Select from the records below every line that has the word "pending" in it.
# Extracted data start
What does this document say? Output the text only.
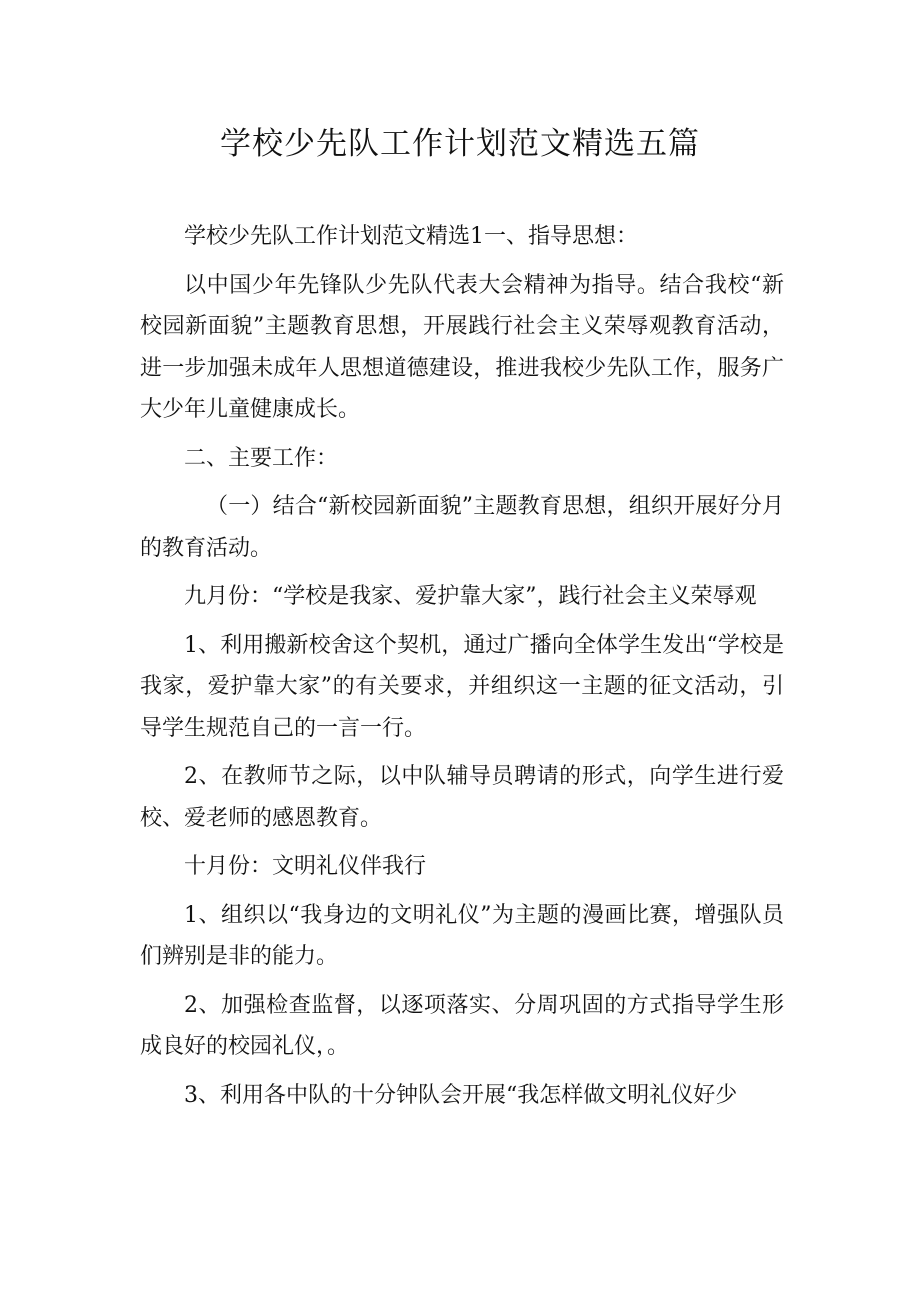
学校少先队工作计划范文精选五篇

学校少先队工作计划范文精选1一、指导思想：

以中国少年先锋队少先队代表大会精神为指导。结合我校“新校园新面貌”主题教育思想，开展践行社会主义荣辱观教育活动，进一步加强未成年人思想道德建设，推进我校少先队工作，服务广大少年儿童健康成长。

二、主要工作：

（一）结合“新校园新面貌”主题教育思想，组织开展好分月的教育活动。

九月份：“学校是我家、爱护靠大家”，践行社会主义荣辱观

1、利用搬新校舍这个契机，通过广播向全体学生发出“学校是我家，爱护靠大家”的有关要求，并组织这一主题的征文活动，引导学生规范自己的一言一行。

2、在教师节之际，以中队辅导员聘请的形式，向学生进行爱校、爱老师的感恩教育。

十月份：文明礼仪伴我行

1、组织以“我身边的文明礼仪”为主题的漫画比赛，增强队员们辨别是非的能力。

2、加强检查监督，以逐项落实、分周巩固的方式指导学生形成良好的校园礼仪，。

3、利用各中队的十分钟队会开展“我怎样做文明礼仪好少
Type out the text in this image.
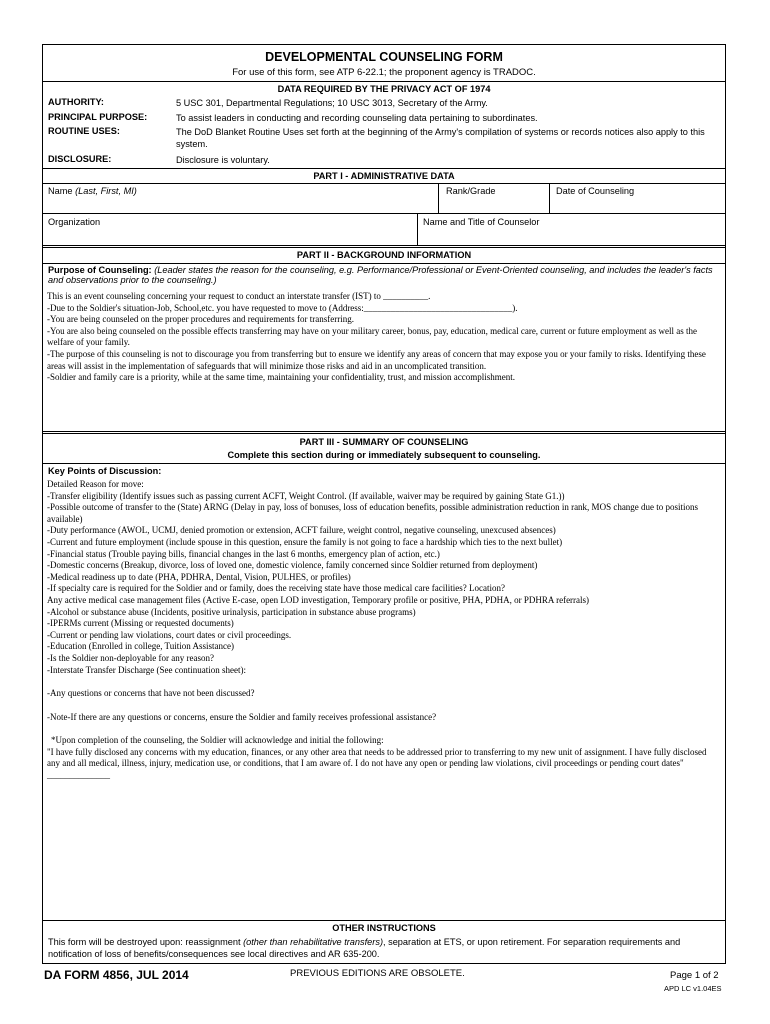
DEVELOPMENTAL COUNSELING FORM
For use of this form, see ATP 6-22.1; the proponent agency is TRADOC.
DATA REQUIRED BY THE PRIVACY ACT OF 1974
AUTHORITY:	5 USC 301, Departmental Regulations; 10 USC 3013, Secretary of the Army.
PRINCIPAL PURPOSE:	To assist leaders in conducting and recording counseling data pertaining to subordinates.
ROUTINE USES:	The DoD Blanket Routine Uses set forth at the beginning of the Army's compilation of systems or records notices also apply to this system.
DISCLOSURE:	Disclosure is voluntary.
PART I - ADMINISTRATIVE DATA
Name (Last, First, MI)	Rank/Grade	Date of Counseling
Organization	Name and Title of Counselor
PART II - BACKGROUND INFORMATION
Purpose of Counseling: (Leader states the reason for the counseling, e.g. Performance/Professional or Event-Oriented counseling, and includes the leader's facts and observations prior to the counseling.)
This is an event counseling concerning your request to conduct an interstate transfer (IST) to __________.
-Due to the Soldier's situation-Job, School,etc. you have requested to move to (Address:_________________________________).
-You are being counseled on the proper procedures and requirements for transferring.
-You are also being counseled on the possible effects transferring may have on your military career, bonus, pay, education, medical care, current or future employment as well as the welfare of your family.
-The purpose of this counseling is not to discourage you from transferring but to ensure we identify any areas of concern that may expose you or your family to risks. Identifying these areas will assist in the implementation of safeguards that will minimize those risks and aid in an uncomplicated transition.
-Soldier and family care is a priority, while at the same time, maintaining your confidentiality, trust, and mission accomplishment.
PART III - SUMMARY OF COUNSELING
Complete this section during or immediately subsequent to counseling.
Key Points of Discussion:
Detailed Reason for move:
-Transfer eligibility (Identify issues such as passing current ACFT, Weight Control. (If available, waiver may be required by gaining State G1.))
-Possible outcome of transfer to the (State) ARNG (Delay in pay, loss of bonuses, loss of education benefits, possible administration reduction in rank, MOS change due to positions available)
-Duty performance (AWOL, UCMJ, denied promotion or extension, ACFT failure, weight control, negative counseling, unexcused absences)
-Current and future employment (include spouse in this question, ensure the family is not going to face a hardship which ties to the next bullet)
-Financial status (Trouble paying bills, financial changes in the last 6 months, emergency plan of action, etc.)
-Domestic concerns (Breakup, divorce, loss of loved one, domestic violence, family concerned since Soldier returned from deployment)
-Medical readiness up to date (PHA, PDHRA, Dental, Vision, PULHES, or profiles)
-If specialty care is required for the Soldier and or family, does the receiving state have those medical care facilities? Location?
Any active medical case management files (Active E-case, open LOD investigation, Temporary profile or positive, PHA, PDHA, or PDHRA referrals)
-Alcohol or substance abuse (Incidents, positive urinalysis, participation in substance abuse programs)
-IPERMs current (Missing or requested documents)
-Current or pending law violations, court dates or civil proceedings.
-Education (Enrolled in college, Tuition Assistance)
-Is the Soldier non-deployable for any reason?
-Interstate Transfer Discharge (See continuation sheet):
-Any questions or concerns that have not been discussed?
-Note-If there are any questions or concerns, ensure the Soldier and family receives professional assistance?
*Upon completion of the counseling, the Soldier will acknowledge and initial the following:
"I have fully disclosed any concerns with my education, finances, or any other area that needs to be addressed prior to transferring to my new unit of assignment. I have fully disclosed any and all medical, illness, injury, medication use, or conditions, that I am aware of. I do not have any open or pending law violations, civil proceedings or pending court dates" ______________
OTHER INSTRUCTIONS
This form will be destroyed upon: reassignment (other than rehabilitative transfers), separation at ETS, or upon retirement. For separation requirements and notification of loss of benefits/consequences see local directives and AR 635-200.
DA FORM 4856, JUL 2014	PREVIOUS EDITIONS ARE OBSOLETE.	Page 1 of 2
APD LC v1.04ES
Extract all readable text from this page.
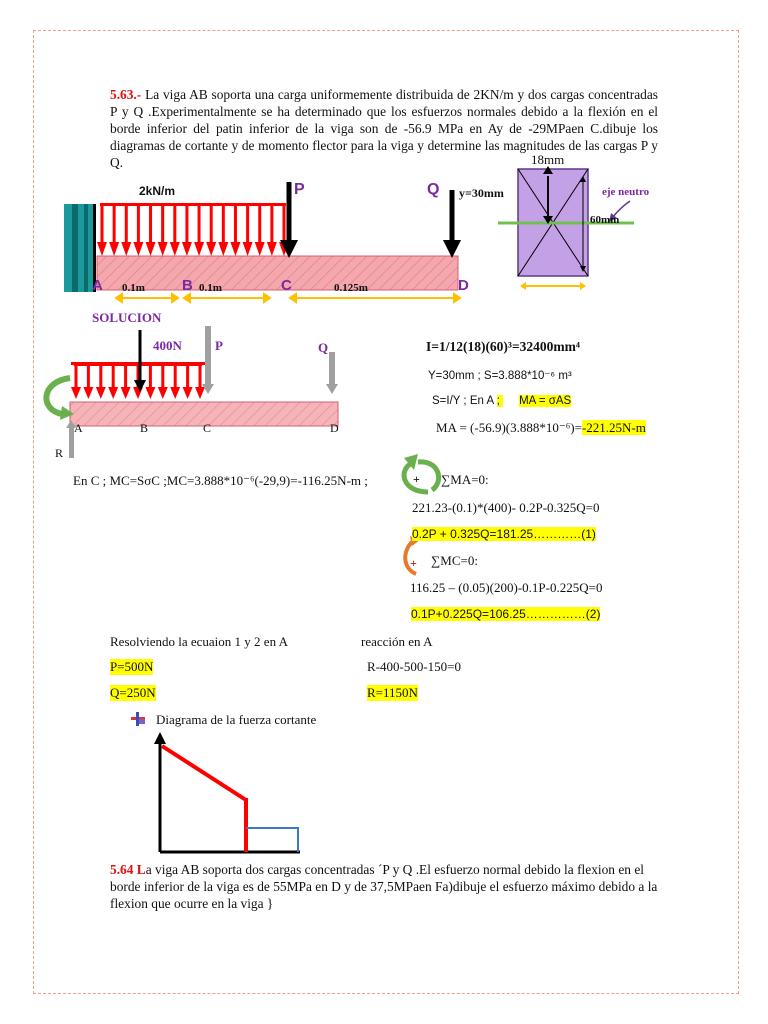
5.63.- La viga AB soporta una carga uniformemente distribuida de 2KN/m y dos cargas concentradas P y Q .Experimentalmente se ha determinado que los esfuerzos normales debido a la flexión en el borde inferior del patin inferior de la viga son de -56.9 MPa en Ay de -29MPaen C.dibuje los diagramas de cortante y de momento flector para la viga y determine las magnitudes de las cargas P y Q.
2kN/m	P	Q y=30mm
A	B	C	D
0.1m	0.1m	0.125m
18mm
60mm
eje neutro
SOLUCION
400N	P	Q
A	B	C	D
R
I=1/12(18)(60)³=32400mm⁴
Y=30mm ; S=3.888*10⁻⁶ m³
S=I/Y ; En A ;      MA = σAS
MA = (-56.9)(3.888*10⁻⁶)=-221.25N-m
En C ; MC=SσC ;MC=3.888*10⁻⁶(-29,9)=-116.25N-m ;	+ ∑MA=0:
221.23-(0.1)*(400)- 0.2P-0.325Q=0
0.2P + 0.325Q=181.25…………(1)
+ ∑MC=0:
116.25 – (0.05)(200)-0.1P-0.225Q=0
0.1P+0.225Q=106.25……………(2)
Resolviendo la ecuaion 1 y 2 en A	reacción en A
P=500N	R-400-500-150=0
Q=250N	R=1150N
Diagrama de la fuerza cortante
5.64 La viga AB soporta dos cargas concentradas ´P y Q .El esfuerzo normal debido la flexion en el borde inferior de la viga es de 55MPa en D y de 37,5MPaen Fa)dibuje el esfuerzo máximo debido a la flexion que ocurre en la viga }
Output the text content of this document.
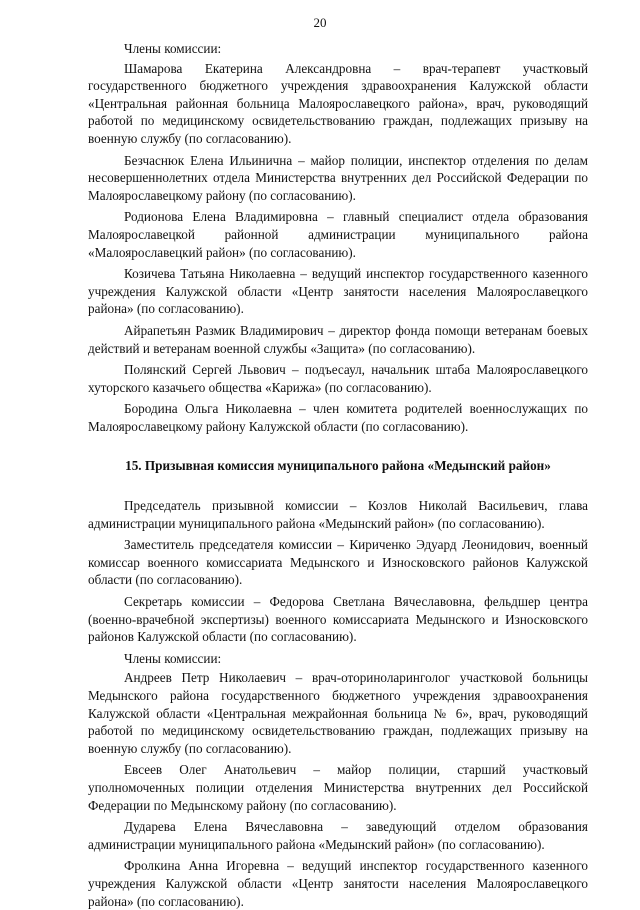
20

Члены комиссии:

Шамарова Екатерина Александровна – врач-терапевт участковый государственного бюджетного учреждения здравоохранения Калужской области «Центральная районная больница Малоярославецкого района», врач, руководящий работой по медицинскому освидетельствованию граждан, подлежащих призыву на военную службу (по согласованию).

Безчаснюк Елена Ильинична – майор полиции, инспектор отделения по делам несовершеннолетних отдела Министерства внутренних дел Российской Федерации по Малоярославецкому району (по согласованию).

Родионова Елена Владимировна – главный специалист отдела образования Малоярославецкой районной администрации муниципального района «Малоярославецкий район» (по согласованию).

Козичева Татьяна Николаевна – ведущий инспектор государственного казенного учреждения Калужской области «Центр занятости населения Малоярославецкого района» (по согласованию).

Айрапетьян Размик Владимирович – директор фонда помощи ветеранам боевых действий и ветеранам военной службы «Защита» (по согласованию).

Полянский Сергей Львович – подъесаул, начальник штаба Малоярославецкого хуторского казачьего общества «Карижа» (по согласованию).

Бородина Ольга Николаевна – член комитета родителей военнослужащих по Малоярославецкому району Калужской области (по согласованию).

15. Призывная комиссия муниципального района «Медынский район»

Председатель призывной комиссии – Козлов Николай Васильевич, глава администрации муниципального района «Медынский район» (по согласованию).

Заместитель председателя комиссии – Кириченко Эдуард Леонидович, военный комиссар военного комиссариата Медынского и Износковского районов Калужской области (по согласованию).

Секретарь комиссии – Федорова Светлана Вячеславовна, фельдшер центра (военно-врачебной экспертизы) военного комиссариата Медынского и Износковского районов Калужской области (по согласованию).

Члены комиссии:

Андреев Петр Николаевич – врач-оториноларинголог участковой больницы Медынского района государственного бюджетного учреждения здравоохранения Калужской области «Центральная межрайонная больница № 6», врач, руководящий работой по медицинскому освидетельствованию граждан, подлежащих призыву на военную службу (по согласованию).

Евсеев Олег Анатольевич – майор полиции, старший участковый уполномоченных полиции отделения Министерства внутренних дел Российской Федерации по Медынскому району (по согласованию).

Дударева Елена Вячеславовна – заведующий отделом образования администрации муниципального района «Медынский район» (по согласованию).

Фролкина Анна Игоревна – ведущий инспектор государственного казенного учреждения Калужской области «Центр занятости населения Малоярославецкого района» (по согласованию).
# Extracted data end
Response:
-Current or pending law violations, court dates or civil proceedings.
"I have fully disclosed any concerns with my education, finances, or any other area that needs to be addressed prior to transferring to my new unit of assignment. I have fully disclosed any and all medical, illness, injury, medication use, or conditions, that I am aware of. I do not have any open or pending law violations, civil proceedings or pending court dates" ______________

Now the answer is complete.